[Task to carry out]
Leave out the pictures and repeat the data exactly.

[Data supplied]

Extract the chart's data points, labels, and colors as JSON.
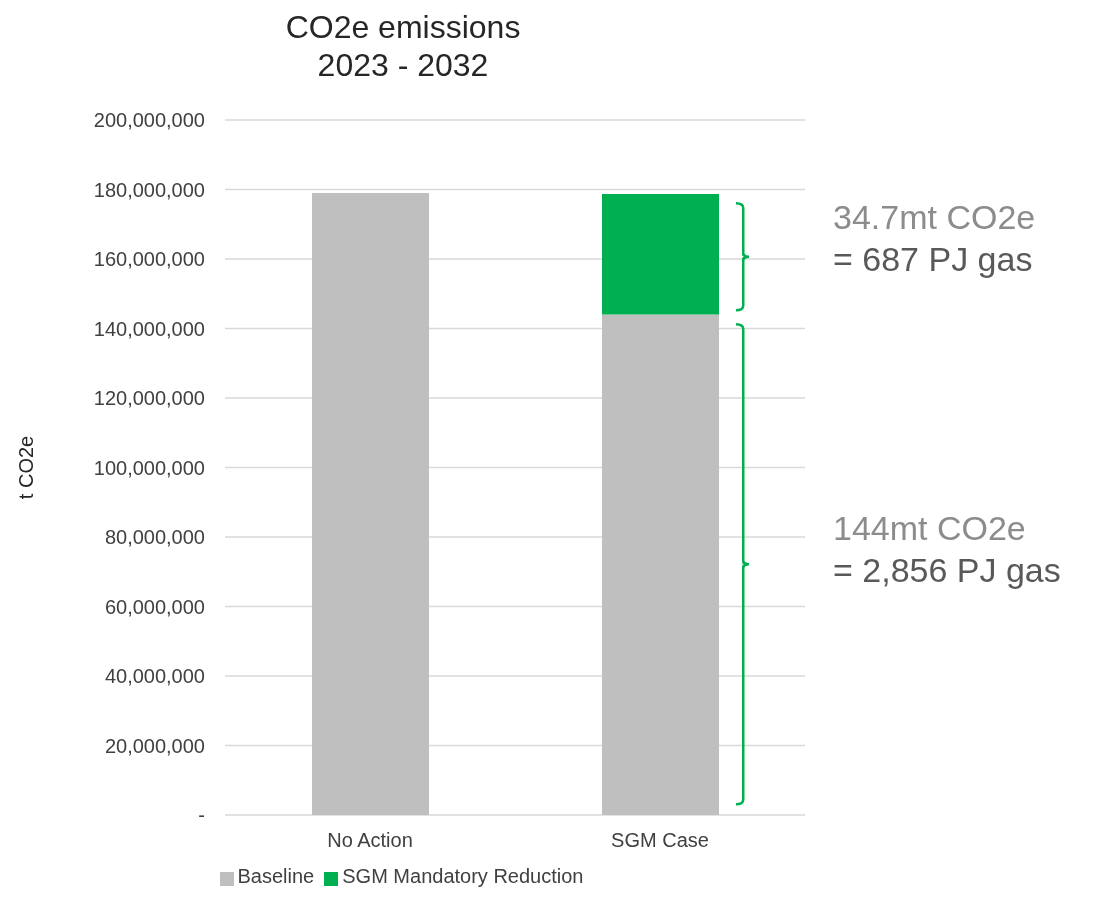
{
  "chart_data": {
    "type": "bar",
    "title": "CO2e emissions\n2023 - 2032",
    "ylabel": "t CO2e",
    "categories": [
      "No Action",
      "SGM Case"
    ],
    "stacked": true,
    "series": [
      {
        "name": "Baseline",
        "color": "#bfbfbf",
        "values": [
          179000000,
          144000000
        ]
      },
      {
        "name": "SGM Mandatory Reduction",
        "color": "#00b050",
        "values": [
          null,
          34700000
        ]
      }
    ],
    "ylim": [
      0,
      200000000
    ],
    "yticks": [
      {
        "value": 0,
        "label": "-"
      },
      {
        "value": 20000000,
        "label": "20,000,000"
      },
      {
        "value": 40000000,
        "label": "40,000,000"
      },
      {
        "value": 60000000,
        "label": "60,000,000"
      },
      {
        "value": 80000000,
        "label": "80,000,000"
      },
      {
        "value": 100000000,
        "label": "100,000,000"
      },
      {
        "value": 120000000,
        "label": "120,000,000"
      },
      {
        "value": 140000000,
        "label": "140,000,000"
      },
      {
        "value": 160000000,
        "label": "160,000,000"
      },
      {
        "value": 180000000,
        "label": "180,000,000"
      },
      {
        "value": 200000000,
        "label": "200,000,000"
      }
    ],
    "grid": "y",
    "legend": "bottom",
    "annotations": [
      "34.7mt CO2e\n= 687 PJ gas",
      "144mt CO2e\n= 2,856 PJ gas"
    ]
  }
}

[Problem solution]
Extract the chart's data points, labels, and colors as JSON.
{
  "chart_data": {
    "type": "bar",
    "title": "CO2e emissions\n2023 - 2032",
    "ylabel": "t CO2e",
    "categories": [
      "No Action",
      "SGM Case"
    ],
    "stacked": true,
    "series": [
      {
        "name": "Baseline",
        "color": "#bfbfbf",
        "values": [
          179000000,
          144000000
        ]
      },
      {
        "name": "SGM Mandatory Reduction",
        "color": "#00b050",
        "values": [
          null,
          34700000
        ]
      }
    ],
    "ylim": [
      0,
      200000000
    ],
    "yticks": [
      {
        "value": 0,
        "label": "-"
      },
      {
        "value": 20000000,
        "label": "20,000,000"
      },
      {
        "value": 40000000,
        "label": "40,000,000"
      },
      {
        "value": 60000000,
        "label": "60,000,000"
      },
      {
        "value": 80000000,
        "label": "80,000,000"
      },
      {
        "value": 100000000,
        "label": "100,000,000"
      },
      {
        "value": 120000000,
        "label": "120,000,000"
      },
      {
        "value": 140000000,
        "label": "140,000,000"
      },
      {
        "value": 160000000,
        "label": "160,000,000"
      },
      {
        "value": 180000000,
        "label": "180,000,000"
      },
      {
        "value": 200000000,
        "label": "200,000,000"
      }
    ],
    "grid": "y",
    "legend": "bottom",
    "annotations": [
      "34.7mt CO2e\n= 687 PJ gas",
      "144mt CO2e\n= 2,856 PJ gas"
    ]
  }
}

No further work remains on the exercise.